__Exercise instructions__. Collect every line of the material that contains the string "axis". Case counts.

__Records for the exercise__.
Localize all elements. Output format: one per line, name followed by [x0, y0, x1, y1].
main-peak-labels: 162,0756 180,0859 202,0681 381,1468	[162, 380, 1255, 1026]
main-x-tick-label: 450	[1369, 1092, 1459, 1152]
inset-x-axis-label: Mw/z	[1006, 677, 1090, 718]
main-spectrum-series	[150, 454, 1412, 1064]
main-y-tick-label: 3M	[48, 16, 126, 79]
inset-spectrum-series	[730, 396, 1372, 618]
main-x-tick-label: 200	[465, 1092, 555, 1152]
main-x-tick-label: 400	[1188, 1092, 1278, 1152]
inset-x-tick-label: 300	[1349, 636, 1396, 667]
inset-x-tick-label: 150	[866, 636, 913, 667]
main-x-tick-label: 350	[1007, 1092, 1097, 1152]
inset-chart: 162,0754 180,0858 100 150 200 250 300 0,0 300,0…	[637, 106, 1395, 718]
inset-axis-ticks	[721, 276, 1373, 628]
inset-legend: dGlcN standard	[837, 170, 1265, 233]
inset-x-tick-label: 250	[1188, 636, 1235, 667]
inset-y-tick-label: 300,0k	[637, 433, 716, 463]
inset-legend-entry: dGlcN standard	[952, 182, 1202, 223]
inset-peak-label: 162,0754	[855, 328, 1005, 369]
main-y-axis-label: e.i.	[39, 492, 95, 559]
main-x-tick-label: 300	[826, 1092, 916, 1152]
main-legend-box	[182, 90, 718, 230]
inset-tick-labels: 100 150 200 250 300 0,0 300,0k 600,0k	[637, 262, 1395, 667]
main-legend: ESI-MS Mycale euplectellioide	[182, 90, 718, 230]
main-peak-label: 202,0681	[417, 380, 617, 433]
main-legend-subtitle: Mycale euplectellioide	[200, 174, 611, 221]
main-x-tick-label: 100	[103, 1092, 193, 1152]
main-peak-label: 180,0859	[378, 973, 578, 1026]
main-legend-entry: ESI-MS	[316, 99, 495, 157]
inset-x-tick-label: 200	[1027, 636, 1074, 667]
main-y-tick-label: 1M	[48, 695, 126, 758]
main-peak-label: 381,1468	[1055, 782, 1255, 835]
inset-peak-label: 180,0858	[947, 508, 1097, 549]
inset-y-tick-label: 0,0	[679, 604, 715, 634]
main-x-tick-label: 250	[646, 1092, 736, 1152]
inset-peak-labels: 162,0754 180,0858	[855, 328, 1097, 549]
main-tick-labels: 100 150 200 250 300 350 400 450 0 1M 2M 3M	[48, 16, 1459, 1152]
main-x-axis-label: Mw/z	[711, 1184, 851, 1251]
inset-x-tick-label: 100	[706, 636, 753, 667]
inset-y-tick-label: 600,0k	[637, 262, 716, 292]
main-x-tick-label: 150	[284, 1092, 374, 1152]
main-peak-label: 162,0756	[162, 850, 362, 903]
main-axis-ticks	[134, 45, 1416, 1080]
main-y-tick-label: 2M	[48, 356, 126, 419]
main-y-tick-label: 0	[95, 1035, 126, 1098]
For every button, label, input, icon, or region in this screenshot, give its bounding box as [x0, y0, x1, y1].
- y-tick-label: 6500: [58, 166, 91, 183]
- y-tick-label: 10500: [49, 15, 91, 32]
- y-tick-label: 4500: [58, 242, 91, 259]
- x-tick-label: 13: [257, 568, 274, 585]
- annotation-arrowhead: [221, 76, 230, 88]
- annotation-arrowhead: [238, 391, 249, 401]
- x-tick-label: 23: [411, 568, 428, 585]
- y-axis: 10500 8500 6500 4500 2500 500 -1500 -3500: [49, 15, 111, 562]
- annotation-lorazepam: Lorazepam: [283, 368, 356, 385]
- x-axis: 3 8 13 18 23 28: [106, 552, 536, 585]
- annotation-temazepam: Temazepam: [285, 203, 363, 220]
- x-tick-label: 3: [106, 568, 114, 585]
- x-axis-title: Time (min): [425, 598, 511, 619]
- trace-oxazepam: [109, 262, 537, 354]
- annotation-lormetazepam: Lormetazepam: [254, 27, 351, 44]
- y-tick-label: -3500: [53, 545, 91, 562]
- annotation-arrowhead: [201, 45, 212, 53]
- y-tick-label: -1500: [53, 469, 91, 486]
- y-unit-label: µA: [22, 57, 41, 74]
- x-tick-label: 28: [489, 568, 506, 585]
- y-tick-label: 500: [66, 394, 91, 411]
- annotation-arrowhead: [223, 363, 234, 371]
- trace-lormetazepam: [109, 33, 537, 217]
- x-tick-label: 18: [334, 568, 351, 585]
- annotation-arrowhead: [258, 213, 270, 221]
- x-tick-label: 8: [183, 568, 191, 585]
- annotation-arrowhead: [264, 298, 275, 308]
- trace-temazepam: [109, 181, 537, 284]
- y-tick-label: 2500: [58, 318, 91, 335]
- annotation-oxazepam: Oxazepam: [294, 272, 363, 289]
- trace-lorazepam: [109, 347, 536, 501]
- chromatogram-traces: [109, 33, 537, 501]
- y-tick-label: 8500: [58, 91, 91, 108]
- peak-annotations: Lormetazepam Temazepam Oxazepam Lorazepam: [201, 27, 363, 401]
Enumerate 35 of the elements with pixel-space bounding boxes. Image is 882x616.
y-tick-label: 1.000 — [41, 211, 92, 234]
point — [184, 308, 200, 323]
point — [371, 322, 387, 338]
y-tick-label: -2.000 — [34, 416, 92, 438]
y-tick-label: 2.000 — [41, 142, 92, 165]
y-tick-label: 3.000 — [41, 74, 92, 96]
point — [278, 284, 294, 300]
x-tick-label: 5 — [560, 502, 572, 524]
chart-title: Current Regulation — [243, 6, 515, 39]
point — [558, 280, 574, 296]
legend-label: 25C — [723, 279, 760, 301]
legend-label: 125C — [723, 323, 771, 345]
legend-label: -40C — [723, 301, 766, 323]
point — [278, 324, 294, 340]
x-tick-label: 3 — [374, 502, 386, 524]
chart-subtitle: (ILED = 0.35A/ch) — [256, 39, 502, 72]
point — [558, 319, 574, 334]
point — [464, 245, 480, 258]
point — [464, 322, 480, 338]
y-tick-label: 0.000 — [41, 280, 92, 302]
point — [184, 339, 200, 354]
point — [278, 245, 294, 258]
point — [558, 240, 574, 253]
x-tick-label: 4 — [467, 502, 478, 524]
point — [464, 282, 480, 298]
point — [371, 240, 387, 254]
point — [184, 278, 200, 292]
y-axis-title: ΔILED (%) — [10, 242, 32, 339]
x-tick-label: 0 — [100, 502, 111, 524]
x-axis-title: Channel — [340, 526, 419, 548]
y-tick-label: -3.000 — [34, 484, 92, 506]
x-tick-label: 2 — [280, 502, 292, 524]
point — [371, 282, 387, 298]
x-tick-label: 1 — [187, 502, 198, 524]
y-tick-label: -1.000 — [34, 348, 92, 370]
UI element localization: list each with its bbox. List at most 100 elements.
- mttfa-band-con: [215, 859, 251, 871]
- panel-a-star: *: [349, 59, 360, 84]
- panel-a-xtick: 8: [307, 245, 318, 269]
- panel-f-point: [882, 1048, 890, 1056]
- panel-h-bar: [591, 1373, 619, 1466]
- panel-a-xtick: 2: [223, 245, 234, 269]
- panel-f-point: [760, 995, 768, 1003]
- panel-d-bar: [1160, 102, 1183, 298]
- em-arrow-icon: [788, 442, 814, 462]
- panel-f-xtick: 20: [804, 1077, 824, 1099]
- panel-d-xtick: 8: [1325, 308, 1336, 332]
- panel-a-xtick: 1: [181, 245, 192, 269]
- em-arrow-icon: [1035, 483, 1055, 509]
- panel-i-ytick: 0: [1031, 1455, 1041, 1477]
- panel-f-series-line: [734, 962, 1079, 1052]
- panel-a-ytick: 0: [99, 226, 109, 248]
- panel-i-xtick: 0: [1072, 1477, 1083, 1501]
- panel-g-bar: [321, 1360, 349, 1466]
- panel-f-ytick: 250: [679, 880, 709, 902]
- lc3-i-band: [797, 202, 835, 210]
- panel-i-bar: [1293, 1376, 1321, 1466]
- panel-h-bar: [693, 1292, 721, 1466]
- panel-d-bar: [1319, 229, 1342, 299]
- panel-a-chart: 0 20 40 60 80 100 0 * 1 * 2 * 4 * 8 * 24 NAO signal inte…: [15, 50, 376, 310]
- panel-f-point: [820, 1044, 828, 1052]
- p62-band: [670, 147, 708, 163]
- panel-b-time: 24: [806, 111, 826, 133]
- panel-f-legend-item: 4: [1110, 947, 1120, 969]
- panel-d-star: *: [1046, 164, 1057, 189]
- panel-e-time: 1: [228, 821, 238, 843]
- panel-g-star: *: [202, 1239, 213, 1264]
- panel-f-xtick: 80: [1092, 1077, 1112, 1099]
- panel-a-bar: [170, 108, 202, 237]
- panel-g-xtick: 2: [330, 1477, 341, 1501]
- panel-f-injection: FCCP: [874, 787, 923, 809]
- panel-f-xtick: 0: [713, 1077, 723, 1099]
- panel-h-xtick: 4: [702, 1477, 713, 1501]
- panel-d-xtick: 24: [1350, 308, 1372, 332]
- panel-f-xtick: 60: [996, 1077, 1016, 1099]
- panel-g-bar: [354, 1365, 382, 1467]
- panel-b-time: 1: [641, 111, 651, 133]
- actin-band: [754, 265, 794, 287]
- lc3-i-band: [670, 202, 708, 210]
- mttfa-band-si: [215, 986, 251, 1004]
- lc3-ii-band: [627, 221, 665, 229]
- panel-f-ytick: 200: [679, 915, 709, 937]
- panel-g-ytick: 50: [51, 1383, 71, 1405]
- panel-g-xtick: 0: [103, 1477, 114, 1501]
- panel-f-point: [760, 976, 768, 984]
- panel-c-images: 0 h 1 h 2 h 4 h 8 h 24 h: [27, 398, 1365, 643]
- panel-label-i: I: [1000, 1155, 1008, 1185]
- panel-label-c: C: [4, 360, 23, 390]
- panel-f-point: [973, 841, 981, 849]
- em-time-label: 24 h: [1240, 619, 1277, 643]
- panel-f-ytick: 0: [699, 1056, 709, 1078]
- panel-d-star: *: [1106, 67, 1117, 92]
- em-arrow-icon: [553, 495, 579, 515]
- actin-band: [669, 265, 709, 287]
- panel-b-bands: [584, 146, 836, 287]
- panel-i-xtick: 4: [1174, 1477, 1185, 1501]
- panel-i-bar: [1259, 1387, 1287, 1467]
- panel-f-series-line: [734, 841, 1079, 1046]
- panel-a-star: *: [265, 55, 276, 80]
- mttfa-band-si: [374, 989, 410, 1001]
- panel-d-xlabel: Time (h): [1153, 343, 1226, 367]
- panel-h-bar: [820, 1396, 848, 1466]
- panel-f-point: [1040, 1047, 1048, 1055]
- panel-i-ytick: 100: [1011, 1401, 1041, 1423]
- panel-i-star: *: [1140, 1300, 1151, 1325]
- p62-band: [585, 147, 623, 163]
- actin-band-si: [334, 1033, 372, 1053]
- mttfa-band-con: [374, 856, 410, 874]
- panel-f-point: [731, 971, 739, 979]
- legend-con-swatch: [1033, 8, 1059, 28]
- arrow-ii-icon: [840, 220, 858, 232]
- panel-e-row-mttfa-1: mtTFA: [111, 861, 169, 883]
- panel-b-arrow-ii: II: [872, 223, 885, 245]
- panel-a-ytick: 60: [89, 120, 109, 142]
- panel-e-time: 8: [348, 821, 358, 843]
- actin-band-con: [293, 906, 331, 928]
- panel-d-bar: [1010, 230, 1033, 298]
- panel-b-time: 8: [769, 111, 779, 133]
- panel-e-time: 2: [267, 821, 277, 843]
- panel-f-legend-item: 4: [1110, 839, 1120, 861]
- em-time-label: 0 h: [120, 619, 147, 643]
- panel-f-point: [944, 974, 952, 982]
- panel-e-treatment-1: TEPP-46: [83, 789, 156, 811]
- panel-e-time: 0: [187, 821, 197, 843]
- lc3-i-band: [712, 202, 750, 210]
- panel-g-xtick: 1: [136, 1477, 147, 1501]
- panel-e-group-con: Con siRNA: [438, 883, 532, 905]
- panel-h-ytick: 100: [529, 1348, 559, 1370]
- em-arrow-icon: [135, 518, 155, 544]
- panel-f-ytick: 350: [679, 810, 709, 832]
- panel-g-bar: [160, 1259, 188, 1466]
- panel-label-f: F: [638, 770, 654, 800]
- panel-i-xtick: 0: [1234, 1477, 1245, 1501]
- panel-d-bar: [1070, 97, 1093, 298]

__The reply__.
inset-x-axis-label: Mw/z	[1006, 677, 1090, 718]
inset-axis-ticks	[721, 276, 1373, 628]
main-y-axis-label: e.i.	[39, 492, 95, 559]
main-x-axis-label: Mw/z	[711, 1184, 851, 1251]
main-axis-ticks	[134, 45, 1416, 1080]
- y-axis: 10500 8500 6500 4500 2500 500 -1500 -3500: [49, 15, 111, 562]
- x-axis: 3 8 13 18 23 28: [106, 552, 536, 585]
- x-axis-title: Time (min): [425, 598, 511, 619]
y-axis-title: ΔILED (%) — [10, 242, 32, 339]
x-axis-title: Channel — [340, 526, 419, 548]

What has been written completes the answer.